* BRIEF *
Look through the records below and collect all lines that hold the string "label".

[Start GIVEN INFORMATION]

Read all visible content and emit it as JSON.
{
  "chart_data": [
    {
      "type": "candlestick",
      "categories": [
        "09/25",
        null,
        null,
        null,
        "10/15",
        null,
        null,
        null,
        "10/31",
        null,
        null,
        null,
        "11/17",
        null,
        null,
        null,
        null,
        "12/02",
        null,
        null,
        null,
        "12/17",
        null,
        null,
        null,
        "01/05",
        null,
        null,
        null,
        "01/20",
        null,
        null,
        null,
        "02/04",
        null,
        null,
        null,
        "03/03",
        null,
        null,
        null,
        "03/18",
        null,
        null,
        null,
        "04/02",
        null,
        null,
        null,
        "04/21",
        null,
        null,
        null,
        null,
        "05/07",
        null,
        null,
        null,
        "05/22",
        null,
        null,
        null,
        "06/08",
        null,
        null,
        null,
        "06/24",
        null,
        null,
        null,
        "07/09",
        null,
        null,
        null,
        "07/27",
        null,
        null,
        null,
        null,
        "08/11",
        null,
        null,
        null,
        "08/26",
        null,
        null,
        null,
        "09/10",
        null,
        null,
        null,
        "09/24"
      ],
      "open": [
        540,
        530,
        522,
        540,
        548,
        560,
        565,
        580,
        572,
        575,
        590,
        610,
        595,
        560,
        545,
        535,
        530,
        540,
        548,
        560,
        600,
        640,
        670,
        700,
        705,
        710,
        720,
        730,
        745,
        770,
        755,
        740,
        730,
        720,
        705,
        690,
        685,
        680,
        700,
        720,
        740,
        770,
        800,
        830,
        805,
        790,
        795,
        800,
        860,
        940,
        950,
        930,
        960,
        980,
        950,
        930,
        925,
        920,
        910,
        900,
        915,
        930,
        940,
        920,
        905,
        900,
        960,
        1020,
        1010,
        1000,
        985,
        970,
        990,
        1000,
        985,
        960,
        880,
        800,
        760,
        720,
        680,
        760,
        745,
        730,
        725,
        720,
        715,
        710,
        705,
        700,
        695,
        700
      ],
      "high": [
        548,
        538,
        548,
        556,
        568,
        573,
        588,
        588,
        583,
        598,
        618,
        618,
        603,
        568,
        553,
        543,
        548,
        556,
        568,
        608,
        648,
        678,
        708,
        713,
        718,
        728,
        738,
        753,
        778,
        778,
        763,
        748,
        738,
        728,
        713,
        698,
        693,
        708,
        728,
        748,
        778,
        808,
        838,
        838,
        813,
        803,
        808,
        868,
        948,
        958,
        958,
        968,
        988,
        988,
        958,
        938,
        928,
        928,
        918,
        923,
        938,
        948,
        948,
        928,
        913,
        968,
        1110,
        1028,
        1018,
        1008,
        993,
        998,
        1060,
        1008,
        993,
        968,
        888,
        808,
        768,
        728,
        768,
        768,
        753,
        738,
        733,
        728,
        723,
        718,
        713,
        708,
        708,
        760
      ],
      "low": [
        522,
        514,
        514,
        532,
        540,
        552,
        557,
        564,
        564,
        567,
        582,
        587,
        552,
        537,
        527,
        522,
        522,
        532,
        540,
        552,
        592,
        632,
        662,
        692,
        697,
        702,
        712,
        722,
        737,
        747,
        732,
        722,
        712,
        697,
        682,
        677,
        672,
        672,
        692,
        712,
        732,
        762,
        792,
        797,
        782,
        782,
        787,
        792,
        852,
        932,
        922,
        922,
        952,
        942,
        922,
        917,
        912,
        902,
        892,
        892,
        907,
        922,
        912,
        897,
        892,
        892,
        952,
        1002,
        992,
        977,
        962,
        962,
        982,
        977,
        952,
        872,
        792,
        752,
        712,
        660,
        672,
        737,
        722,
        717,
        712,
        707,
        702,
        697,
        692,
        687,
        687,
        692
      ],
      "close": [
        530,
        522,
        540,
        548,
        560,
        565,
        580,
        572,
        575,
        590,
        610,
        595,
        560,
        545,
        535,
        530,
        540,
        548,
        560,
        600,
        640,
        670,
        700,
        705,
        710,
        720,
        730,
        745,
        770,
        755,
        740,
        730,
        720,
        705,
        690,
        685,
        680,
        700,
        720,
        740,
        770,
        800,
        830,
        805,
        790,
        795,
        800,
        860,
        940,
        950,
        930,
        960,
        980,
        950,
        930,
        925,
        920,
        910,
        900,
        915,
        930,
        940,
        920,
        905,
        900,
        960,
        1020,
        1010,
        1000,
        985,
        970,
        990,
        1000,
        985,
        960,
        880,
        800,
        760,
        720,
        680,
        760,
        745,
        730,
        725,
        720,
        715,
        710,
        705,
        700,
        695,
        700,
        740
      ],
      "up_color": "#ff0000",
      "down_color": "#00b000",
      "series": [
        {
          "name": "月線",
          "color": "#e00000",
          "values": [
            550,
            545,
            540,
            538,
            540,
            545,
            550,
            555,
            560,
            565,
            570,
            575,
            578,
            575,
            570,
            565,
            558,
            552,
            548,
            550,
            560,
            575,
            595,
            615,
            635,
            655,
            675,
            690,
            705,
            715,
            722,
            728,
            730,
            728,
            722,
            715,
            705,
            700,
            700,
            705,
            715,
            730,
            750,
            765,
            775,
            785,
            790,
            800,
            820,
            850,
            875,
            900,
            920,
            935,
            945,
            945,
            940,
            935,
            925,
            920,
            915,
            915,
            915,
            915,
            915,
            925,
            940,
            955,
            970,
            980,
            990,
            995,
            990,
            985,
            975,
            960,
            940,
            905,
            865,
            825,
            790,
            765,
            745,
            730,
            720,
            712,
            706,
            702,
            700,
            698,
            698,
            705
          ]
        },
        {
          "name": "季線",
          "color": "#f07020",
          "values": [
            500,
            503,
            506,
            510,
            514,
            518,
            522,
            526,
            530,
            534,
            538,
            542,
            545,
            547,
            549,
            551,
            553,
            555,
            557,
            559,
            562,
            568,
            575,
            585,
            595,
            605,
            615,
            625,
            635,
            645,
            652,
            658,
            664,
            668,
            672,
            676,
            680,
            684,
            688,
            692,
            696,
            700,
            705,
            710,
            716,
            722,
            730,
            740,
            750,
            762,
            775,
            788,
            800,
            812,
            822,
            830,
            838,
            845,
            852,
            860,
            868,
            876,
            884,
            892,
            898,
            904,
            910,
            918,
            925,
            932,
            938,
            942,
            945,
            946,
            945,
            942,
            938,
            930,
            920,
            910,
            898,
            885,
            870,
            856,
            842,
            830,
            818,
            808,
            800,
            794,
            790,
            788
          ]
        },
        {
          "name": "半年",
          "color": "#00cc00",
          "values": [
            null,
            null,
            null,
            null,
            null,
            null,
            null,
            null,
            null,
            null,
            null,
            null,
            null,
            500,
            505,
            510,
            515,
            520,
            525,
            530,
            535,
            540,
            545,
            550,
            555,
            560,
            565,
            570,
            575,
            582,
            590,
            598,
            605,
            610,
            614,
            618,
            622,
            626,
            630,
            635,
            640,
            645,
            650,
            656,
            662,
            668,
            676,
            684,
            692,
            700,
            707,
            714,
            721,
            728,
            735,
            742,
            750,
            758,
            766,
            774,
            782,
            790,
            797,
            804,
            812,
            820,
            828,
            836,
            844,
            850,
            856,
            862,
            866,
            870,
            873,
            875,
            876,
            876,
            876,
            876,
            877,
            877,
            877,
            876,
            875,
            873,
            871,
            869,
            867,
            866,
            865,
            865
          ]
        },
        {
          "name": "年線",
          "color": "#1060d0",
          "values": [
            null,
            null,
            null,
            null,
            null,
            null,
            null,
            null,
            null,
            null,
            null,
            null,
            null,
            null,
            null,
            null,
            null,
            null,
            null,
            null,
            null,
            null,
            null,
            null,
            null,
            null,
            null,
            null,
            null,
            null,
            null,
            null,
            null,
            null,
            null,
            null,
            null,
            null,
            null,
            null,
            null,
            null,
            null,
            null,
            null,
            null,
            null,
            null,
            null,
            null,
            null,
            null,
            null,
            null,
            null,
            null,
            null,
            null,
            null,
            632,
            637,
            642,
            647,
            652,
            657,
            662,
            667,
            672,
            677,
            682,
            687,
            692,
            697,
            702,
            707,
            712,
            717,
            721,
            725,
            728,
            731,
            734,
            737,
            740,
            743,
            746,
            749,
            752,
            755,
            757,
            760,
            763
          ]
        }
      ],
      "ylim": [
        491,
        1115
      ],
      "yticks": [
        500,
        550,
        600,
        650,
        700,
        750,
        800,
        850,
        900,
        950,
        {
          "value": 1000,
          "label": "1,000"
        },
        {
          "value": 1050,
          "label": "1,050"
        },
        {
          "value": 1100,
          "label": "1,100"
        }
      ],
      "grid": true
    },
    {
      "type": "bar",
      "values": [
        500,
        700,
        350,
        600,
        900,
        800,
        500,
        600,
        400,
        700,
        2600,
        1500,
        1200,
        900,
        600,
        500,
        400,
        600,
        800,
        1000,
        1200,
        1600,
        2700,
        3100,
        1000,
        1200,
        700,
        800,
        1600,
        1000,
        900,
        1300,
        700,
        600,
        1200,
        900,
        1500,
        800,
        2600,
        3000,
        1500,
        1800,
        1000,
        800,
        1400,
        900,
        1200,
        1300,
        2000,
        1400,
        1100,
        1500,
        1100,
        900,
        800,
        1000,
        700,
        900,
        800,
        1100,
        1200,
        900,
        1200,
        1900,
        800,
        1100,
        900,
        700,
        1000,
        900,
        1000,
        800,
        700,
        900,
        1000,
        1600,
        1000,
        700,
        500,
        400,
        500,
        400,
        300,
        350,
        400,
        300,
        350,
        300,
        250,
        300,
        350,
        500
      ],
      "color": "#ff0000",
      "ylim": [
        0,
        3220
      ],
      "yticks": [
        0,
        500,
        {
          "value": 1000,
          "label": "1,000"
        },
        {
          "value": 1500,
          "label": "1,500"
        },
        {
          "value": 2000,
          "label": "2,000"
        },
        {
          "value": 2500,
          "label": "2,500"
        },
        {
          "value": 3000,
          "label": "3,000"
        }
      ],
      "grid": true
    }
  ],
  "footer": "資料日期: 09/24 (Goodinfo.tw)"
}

[End GIVEN INFORMATION]

* ANSWER TO THIS TASK *
          "label": "1,000"
          "label": "1,050"
          "label": "1,100"
          "label": "1,000"
          "label": "1,500"
          "label": "2,000"
          "label": "2,500"
          "label": "3,000"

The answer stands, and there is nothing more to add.